**Saved entries**
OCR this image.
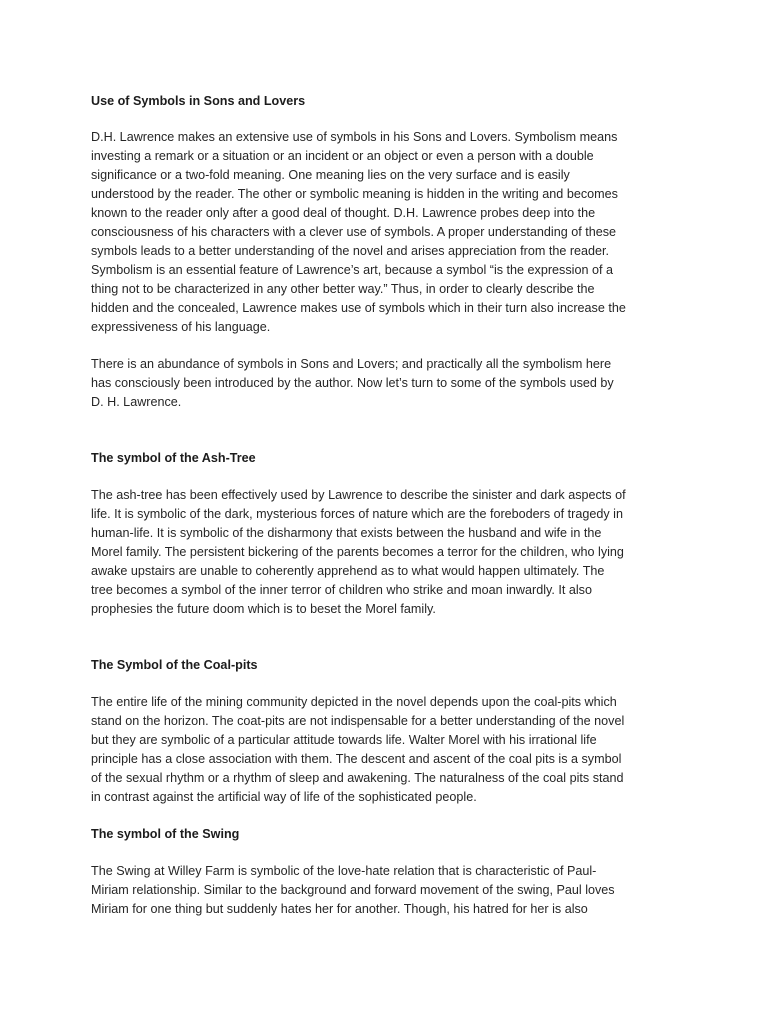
Use of Symbols in Sons and Lovers

D.H. Lawrence makes an extensive use of symbols in his Sons and Lovers. Symbolism means
investing a remark or a situation or an incident or an object or even a person with a double
significance or a two-fold meaning. One meaning lies on the very surface and is easily
understood by the reader. The other or symbolic meaning is hidden in the writing and becomes
known to the reader only after a good deal of thought. D.H. Lawrence probes deep into the
consciousness of his characters with a clever use of symbols. A proper understanding of these
symbols leads to a better understanding of the novel and arises appreciation from the reader.
Symbolism is an essential feature of Lawrence’s art, because a symbol “is the expression of a
thing not to be characterized in any other better way.” Thus, in order to clearly describe the
hidden and the concealed, Lawrence makes use of symbols which in their turn also increase the
expressiveness of his language.

There is an abundance of symbols in Sons and Lovers; and practically all the symbolism here
has consciously been introduced by the author. Now let’s turn to some of the symbols used by
D. H. Lawrence.

The symbol of the Ash-Tree

The ash-tree has been effectively used by Lawrence to describe the sinister and dark aspects of
life. It is symbolic of the dark, mysterious forces of nature which are the foreboders of tragedy in
human-life. It is symbolic of the disharmony that exists between the husband and wife in the
Morel family. The persistent bickering of the parents becomes a terror for the children, who lying
awake upstairs are unable to coherently apprehend as to what would happen ultimately. The
tree becomes a symbol of the inner terror of children who strike and moan inwardly. It also
prophesies the future doom which is to beset the Morel family.

The Symbol of the Coal-pits

The entire life of the mining community depicted in the novel depends upon the coal-pits which
stand on the horizon. The coat-pits are not indispensable for a better understanding of the novel
but they are symbolic of a particular attitude towards life. Walter Morel with his irrational life
principle has a close association with them. The descent and ascent of the coal pits is a symbol
of the sexual rhythm or a rhythm of sleep and awakening. The naturalness of the coal pits stand
in contrast against the artificial way of life of the sophisticated people.

The symbol of the Swing

The Swing at Willey Farm is symbolic of the love-hate relation that is characteristic of Paul-
Miriam relationship. Similar to the background and forward movement of the swing, Paul loves
Miriam for one thing but suddenly hates her for another. Though, his hatred for her is also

**AIM OF THE EXERCISE**
Output the data exactly. Pictures don't belong in the result.

**TASK SOLUTION**
OCR this image.
Use of Symbols in Sons and Lovers

D.H. Lawrence makes an extensive use of symbols in his Sons and Lovers. Symbolism means
investing a remark or a situation or an incident or an object or even a person with a double
significance or a two-fold meaning. One meaning lies on the very surface and is easily
understood by the reader. The other or symbolic meaning is hidden in the writing and becomes
known to the reader only after a good deal of thought. D.H. Lawrence probes deep into the
consciousness of his characters with a clever use of symbols. A proper understanding of these
symbols leads to a better understanding of the novel and arises appreciation from the reader.
Symbolism is an essential feature of Lawrence’s art, because a symbol “is the expression of a
thing not to be characterized in any other better way.” Thus, in order to clearly describe the
hidden and the concealed, Lawrence makes use of symbols which in their turn also increase the
expressiveness of his language.

There is an abundance of symbols in Sons and Lovers; and practically all the symbolism here
has consciously been introduced by the author. Now let’s turn to some of the symbols used by
D. H. Lawrence.

The symbol of the Ash-Tree

The ash-tree has been effectively used by Lawrence to describe the sinister and dark aspects of
life. It is symbolic of the dark, mysterious forces of nature which are the foreboders of tragedy in
human-life. It is symbolic of the disharmony that exists between the husband and wife in the
Morel family. The persistent bickering of the parents becomes a terror for the children, who lying
awake upstairs are unable to coherently apprehend as to what would happen ultimately. The
tree becomes a symbol of the inner terror of children who strike and moan inwardly. It also
prophesies the future doom which is to beset the Morel family.

The Symbol of the Coal-pits

The entire life of the mining community depicted in the novel depends upon the coal-pits which
stand on the horizon. The coat-pits are not indispensable for a better understanding of the novel
but they are symbolic of a particular attitude towards life. Walter Morel with his irrational life
principle has a close association with them. The descent and ascent of the coal pits is a symbol
of the sexual rhythm or a rhythm of sleep and awakening. The naturalness of the coal pits stand
in contrast against the artificial way of life of the sophisticated people.

The symbol of the Swing

The Swing at Willey Farm is symbolic of the love-hate relation that is characteristic of Paul-
Miriam relationship. Similar to the background and forward movement of the swing, Paul loves
Miriam for one thing but suddenly hates her for another. Though, his hatred for her is also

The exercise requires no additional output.